▸ **What you are asked to do**
The records below must be written out exactly, with every picture left behind.

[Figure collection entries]
========
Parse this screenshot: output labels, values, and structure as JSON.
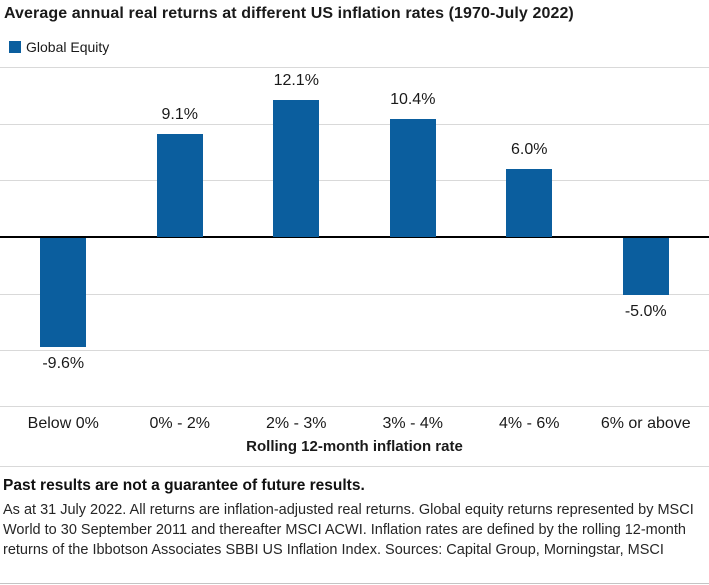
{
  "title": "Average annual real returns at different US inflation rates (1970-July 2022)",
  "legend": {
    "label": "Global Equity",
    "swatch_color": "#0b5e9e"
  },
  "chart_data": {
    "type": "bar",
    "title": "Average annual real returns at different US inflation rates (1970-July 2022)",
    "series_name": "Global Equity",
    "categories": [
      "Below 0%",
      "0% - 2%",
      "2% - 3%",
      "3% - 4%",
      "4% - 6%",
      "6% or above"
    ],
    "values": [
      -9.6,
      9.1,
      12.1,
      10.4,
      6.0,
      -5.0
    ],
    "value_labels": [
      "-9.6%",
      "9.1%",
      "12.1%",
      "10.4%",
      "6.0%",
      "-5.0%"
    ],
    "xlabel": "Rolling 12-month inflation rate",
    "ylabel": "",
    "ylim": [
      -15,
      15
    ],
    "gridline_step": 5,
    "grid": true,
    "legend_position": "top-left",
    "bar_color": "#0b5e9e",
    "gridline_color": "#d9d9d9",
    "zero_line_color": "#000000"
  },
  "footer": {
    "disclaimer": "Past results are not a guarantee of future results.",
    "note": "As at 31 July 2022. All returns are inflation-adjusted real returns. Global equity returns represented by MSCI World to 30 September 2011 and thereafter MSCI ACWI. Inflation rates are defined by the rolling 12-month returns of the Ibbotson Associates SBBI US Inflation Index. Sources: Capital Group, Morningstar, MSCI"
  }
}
========
▸ **Reply to the task**
Parse this screenshot: output labels, values, and structure as JSON.
{
  "title": "Average annual real returns at different US inflation rates (1970-July 2022)",
  "legend": {
    "label": "Global Equity",
    "swatch_color": "#0b5e9e"
  },
  "chart_data": {
    "type": "bar",
    "title": "Average annual real returns at different US inflation rates (1970-July 2022)",
    "series_name": "Global Equity",
    "categories": [
      "Below 0%",
      "0% - 2%",
      "2% - 3%",
      "3% - 4%",
      "4% - 6%",
      "6% or above"
    ],
    "values": [
      -9.6,
      9.1,
      12.1,
      10.4,
      6.0,
      -5.0
    ],
    "value_labels": [
      "-9.6%",
      "9.1%",
      "12.1%",
      "10.4%",
      "6.0%",
      "-5.0%"
    ],
    "xlabel": "Rolling 12-month inflation rate",
    "ylabel": "",
    "ylim": [
      -15,
      15
    ],
    "gridline_step": 5,
    "grid": true,
    "legend_position": "top-left",
    "bar_color": "#0b5e9e",
    "gridline_color": "#d9d9d9",
    "zero_line_color": "#000000"
  },
  "footer": {
    "disclaimer": "Past results are not a guarantee of future results.",
    "note": "As at 31 July 2022. All returns are inflation-adjusted real returns. Global equity returns represented by MSCI World to 30 September 2011 and thereafter MSCI ACWI. Inflation rates are defined by the rolling 12-month returns of the Ibbotson Associates SBBI US Inflation Index. Sources: Capital Group, Morningstar, MSCI"
  }
}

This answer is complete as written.